- [Your task] Please write out the complete listing that follows, exactly as it reads.

--- Start ---

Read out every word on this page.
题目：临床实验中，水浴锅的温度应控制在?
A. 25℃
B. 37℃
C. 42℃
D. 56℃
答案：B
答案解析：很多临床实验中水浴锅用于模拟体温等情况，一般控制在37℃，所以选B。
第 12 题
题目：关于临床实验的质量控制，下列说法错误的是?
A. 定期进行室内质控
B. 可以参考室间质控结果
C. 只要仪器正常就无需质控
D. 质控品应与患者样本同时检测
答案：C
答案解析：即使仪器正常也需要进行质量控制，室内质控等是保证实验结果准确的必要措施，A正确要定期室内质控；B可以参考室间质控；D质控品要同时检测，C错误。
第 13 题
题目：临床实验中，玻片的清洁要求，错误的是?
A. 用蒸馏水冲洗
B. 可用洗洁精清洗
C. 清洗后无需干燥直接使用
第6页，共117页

--- End ---

- [Result for this exercise]
Read out every word on this page.
题目：临床实验中，水浴锅的温度应控制在?
A. 25℃
B. 37℃
C. 42℃
D. 56℃
答案：B
答案解析：很多临床实验中水浴锅用于模拟体温等情况，一般控制在37℃，所以选B。
第 12 题
题目：关于临床实验的质量控制，下列说法错误的是?
A. 定期进行室内质控
B. 可以参考室间质控结果
C. 只要仪器正常就无需质控
D. 质控品应与患者样本同时检测
答案：C
答案解析：即使仪器正常也需要进行质量控制，室内质控等是保证实验结果准确的必要措施，A正确要定期室内质控；B可以参考室间质控；D质控品要同时检测，C错误。
第 13 题
题目：临床实验中，玻片的清洁要求，错误的是?
A. 用蒸馏水冲洗
B. 可用洗洁精清洗
C. 清洗后无需干燥直接使用
第6页，共117页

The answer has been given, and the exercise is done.